→ Set task: Go through the entries below and copy each line containing the word "TradingView".

→ Exercise data:

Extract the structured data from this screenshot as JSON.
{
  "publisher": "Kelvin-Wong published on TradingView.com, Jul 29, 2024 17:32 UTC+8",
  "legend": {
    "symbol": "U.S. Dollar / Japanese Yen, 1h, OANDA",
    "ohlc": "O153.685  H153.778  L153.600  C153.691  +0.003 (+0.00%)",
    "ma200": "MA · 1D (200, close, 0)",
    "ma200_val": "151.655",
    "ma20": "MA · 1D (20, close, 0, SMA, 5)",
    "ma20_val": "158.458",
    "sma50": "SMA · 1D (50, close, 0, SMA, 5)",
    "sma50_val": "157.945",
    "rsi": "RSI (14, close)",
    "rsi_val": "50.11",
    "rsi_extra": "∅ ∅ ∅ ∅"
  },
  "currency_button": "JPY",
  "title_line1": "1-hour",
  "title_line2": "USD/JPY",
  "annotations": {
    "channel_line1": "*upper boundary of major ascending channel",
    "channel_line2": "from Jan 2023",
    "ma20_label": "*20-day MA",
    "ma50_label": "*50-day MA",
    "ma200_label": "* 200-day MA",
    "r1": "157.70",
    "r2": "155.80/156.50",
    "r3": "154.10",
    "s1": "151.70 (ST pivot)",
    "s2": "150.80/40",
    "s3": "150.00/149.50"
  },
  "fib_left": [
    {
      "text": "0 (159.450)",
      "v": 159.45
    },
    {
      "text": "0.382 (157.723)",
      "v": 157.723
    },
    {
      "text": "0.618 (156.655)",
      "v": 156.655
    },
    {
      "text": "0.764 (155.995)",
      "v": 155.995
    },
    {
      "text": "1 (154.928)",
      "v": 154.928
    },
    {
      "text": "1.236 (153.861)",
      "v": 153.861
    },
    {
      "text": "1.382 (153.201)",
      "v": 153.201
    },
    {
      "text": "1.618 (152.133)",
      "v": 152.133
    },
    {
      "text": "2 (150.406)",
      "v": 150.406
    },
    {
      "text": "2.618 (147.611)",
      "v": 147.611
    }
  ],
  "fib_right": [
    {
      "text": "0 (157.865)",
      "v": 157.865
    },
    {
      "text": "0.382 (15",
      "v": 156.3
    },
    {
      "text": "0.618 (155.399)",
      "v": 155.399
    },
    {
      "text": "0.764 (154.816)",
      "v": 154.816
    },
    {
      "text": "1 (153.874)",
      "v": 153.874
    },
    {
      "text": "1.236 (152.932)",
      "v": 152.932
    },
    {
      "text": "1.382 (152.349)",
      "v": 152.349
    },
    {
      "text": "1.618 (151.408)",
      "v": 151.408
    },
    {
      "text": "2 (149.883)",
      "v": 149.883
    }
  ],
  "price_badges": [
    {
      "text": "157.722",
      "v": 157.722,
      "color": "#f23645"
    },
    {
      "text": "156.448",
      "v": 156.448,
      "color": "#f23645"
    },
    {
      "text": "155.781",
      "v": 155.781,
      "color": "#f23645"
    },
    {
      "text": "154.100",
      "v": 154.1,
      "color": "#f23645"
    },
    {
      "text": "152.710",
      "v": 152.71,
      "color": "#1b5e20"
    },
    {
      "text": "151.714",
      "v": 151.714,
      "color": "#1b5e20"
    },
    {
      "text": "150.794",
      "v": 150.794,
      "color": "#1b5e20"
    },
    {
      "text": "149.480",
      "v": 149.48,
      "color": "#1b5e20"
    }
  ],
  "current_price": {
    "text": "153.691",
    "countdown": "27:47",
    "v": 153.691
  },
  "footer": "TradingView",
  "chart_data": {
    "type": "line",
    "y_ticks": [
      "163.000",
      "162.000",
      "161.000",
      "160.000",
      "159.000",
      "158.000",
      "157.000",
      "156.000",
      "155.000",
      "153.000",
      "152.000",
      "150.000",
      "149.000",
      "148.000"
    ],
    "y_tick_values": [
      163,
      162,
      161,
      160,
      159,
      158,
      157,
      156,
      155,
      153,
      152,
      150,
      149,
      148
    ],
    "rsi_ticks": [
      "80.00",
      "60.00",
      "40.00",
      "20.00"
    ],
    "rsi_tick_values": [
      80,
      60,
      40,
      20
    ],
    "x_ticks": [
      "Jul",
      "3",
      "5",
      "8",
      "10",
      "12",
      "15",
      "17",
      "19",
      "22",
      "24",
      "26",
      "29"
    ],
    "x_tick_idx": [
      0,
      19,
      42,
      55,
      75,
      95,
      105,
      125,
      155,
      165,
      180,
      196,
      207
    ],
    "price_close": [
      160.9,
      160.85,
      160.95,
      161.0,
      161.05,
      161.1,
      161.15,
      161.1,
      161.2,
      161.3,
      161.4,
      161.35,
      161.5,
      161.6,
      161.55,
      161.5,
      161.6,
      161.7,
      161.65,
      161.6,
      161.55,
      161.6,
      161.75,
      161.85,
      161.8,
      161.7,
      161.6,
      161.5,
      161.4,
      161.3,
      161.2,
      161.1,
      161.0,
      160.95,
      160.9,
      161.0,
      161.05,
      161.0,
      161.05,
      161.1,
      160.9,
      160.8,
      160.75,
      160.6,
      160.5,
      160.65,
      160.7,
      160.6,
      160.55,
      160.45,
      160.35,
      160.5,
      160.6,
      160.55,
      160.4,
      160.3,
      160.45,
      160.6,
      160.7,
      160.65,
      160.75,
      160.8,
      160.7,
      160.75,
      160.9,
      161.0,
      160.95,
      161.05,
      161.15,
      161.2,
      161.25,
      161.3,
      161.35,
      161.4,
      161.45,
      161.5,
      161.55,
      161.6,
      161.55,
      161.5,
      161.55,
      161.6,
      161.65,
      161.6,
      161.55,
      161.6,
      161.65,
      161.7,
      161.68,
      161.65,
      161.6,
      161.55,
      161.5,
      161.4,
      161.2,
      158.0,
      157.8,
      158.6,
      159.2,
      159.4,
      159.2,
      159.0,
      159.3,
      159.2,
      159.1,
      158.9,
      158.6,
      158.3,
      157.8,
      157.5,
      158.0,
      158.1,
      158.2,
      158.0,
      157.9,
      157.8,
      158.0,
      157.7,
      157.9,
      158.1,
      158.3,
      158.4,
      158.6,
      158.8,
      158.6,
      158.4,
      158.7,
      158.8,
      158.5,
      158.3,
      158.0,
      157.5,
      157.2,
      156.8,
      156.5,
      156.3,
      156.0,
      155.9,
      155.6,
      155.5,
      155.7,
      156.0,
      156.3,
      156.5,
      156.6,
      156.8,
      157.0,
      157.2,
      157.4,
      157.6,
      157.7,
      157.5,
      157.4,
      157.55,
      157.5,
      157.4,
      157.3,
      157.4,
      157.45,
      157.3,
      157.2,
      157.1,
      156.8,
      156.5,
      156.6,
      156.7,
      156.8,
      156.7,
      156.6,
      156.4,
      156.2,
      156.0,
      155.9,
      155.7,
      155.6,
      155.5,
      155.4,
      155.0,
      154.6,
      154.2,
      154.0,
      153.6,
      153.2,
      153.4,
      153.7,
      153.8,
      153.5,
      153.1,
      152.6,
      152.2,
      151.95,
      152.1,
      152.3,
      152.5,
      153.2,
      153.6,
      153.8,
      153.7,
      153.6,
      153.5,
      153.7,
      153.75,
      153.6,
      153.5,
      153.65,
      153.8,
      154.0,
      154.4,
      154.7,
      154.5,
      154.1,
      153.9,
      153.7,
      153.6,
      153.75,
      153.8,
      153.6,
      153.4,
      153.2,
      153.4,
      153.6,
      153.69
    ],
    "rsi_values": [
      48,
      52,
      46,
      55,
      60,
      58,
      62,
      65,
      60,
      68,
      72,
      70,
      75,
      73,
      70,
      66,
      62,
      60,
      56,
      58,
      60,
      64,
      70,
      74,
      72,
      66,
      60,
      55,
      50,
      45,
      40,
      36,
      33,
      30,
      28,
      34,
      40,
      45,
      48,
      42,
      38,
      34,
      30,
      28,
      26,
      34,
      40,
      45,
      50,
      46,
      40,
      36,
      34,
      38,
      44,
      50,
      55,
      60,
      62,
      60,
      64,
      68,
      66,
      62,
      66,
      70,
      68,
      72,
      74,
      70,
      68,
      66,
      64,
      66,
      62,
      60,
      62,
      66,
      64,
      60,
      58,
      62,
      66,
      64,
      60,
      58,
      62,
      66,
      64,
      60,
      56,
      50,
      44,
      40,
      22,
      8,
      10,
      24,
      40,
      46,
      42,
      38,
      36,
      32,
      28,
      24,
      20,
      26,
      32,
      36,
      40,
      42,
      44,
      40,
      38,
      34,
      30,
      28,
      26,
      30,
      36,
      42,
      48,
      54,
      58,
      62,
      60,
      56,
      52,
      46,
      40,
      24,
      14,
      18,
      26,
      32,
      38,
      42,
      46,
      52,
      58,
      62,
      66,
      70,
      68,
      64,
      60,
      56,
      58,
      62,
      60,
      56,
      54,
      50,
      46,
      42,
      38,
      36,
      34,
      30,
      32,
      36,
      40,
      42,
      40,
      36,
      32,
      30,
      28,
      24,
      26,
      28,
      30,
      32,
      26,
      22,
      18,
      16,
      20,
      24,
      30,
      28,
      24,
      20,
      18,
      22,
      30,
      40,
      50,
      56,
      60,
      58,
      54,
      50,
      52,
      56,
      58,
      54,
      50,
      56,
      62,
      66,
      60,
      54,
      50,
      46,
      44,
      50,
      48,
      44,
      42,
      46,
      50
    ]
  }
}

→ Solution:
  "publisher": "Kelvin-Wong published on TradingView.com, Jul 29, 2024 17:32 UTC+8",
  "footer": "TradingView",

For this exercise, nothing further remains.